Exercise ▸
Your task is to reproduce the entries below word for word.

::: Data to process :::

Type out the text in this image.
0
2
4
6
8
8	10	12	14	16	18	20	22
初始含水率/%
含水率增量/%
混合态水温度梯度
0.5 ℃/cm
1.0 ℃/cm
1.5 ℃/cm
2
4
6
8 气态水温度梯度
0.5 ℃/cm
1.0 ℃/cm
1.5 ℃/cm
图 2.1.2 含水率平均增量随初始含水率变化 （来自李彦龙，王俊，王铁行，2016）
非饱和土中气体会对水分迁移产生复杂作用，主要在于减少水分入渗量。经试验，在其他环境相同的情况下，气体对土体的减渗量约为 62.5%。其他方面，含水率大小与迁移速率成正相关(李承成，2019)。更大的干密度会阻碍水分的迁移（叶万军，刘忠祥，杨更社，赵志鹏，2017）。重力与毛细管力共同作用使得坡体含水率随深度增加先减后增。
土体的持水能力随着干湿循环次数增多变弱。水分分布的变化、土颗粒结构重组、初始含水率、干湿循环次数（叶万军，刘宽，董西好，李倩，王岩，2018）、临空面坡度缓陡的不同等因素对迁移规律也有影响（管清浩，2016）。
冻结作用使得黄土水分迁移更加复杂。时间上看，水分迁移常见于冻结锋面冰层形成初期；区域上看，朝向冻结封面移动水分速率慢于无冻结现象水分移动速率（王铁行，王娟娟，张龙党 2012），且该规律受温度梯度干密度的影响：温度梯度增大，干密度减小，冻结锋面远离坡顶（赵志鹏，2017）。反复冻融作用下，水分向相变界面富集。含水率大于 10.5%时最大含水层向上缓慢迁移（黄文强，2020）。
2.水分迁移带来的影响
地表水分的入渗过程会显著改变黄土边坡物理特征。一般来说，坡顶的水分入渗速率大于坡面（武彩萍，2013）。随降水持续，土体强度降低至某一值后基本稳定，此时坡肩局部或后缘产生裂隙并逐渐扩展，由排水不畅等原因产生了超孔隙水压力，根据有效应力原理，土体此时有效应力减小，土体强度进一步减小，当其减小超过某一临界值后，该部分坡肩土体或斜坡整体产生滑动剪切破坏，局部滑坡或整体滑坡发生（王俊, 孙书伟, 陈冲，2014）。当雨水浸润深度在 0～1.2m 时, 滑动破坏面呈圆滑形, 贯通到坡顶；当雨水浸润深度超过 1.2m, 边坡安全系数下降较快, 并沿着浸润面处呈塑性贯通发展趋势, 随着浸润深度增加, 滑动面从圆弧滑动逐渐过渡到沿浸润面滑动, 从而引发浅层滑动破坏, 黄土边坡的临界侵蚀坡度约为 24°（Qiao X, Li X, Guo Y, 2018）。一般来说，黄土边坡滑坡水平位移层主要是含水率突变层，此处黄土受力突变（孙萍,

:::

Completed exercise ▸
Type out the text in this image.
0
2
4
6
8
8	10	12	14	16	18	20	22
初始含水率/%
含水率增量/%
混合态水温度梯度
0.5 ℃/cm
1.0 ℃/cm
1.5 ℃/cm
2
4
6
8 气态水温度梯度
0.5 ℃/cm
1.0 ℃/cm
1.5 ℃/cm
图 2.1.2 含水率平均增量随初始含水率变化 （来自李彦龙，王俊，王铁行，2016）
非饱和土中气体会对水分迁移产生复杂作用，主要在于减少水分入渗量。经试验，在其他环境相同的情况下，气体对土体的减渗量约为 62.5%。其他方面，含水率大小与迁移速率成正相关(李承成，2019)。更大的干密度会阻碍水分的迁移（叶万军，刘忠祥，杨更社，赵志鹏，2017）。重力与毛细管力共同作用使得坡体含水率随深度增加先减后增。
土体的持水能力随着干湿循环次数增多变弱。水分分布的变化、土颗粒结构重组、初始含水率、干湿循环次数（叶万军，刘宽，董西好，李倩，王岩，2018）、临空面坡度缓陡的不同等因素对迁移规律也有影响（管清浩，2016）。
冻结作用使得黄土水分迁移更加复杂。时间上看，水分迁移常见于冻结锋面冰层形成初期；区域上看，朝向冻结封面移动水分速率慢于无冻结现象水分移动速率（王铁行，王娟娟，张龙党 2012），且该规律受温度梯度干密度的影响：温度梯度增大，干密度减小，冻结锋面远离坡顶（赵志鹏，2017）。反复冻融作用下，水分向相变界面富集。含水率大于 10.5%时最大含水层向上缓慢迁移（黄文强，2020）。
2.水分迁移带来的影响
地表水分的入渗过程会显著改变黄土边坡物理特征。一般来说，坡顶的水分入渗速率大于坡面（武彩萍，2013）。随降水持续，土体强度降低至某一值后基本稳定，此时坡肩局部或后缘产生裂隙并逐渐扩展，由排水不畅等原因产生了超孔隙水压力，根据有效应力原理，土体此时有效应力减小，土体强度进一步减小，当其减小超过某一临界值后，该部分坡肩土体或斜坡整体产生滑动剪切破坏，局部滑坡或整体滑坡发生（王俊, 孙书伟, 陈冲，2014）。当雨水浸润深度在 0～1.2m 时, 滑动破坏面呈圆滑形, 贯通到坡顶；当雨水浸润深度超过 1.2m, 边坡安全系数下降较快, 并沿着浸润面处呈塑性贯通发展趋势, 随着浸润深度增加, 滑动面从圆弧滑动逐渐过渡到沿浸润面滑动, 从而引发浅层滑动破坏, 黄土边坡的临界侵蚀坡度约为 24°（Qiao X, Li X, Guo Y, 2018）。一般来说，黄土边坡滑坡水平位移层主要是含水率突变层，此处黄土受力突变（孙萍,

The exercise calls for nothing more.